Ah, bien sûr, quelques vœux s'imposent. Que pourrais-je bien vous souhaiter que l'on ne vous ai pas déjà mille fois rabaché depuis 8 jours ? Voyons, voyons. Allez, je me lance : en 2007, je vous souhaite, je me souhaite, bref je nous souhaite un peu plus de... LÉ-GÉ-RE-TÉ. La vie est belle, les amis. Nous vivons en démocratie. Nous somme libres de tout dire, de voyager, d'échanger. Nous vivons dans le plus beau pays du monde. Louis XIV lui-même n'avait pas le centième de tout le confort dont nous disposons au quotidien. Et le vin, le vin mes amis n'a jamais été aussi bon depuis que Noé a replanté les ceps qu'il avait sauvés du déluge. Alors, c'est décidé, cette année, on va essayer sur ce blog de continuer bien sûr d'être Français et de râler un peu, mais on va essayer aussi de se réjouir de tout ce que nous avons au lieu de se lamenter sur ce qui nous manque. Vous êtes d'accord ? Allez, on commence par une petite chanson pour se mettre dans l'ambiance, si Christian a le temps de la charger lundi matin. Ah, Maurice Chevalier, comme tu nous manques. Claude Francois aussi, d'ailleurs, quand j'y pense. Je me demande si le dernier gentil gagnant de la star-ac n'aurait pas d'ailleurs intérêt à sauter sur un créneau laissé vacant depuis trop longtemps : la chanson populaire avec 4 danseuses à moitié nues qui se trémoussent en rythme. Non, non, je suis sérieux. Il chante bien, monte dans les aigus : il y a un marché mon ami, celui de la franche rigolade et de la fête. Bon, encore un qui ne suivra pas mes conseils... Dommage pour lui. ;-). En atttendant, vive Maurice Chevalier, revu pendant les fêtes dans « la Veuve Joyeuse ». Après avoir vu ce film, à l'époque, on ne pouvait que se ruer vers Paris pour faire la fête et crier à tu-tête « Vive la France ». ;-)

Exercice A:
Dans le texte d'étude, quel vœu est formulé pour 2007 ?
Exercice B:
Les affirmations suivantes concordent-elles avec le texte d'étude ? Pour chacune, répondez par oui ou par non et citez les mots du texte qui tranchent.
(i) Louis XIV disposait de plus de confort que nous.
(ii) Maurice Chevalier a été revu pendant les fêtes dans « la Veuve Joyeuse ».
(iii) La chanson doit être chargée par Christian lundi matin, s'il en a le temps.
Exercice C:
Réécrivez sous forme de liste le paragraphe du texte d'étude qui commence par « Ah, bien sûr, quelques vœux s'imposent », en conservant ses faits principaux.

Entrées extraites:

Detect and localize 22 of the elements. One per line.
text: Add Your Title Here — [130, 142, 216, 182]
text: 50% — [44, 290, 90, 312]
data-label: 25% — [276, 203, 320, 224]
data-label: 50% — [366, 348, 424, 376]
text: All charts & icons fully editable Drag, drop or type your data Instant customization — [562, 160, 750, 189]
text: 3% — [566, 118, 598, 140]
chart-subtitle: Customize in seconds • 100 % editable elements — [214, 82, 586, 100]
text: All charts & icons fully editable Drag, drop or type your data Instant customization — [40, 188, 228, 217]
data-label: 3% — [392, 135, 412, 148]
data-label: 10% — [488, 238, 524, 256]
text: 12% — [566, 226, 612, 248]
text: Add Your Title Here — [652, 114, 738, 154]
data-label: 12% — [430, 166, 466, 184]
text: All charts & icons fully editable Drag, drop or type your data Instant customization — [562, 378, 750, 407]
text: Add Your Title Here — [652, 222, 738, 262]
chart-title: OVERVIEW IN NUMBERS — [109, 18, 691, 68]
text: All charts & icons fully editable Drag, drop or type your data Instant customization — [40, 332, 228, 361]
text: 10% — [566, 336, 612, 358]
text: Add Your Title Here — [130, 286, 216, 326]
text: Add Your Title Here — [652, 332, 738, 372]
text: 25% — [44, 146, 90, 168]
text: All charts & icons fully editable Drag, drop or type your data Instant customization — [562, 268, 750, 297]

Corrigé A:
Un peu plus de légèreté.

Corrigé B:
(i) Non : « Louis XIV lui-même n'avait pas le centième de tout le confort dont nous disposons au quotidien. »
(ii) Oui : « vive Maurice Chevalier, revu pendant les fêtes dans « la Veuve Joyeuse » ».
(iii) Oui : « si Christian a le temps de la charger lundi matin ».

Corrigé C:
- Vœu pour 2007 : un peu plus de légèreté.
- Raisons de se réjouir : la démocratie, la liberté de tout dire, de voyager et d'échanger, « le plus beau pays du monde », un confort bien supérieur à celui de Louis XIV et un vin qui n'a jamais été aussi bon.
- Résolution pour le blog : continuer à râler un peu, mais se réjouir de ce que l'on a au lieu de se lamenter sur ce qui manque.
- Une petite chanson pour se mettre dans l'ambiance, si Christian a le temps de la charger lundi matin.
- Maurice Chevalier et Claude François manquent.
- Conseil au dernier gagnant de la star-ac : occuper le créneau de la chanson populaire avec quatre danseuses, car il existe un marché, celui de la franche rigolade et de la fête.
- Maurice Chevalier a été revu pendant les fêtes dans « la Veuve Joyeuse ». À l'époque, ce film donnait envie de faire la fête à Paris et de crier « Vive la France ».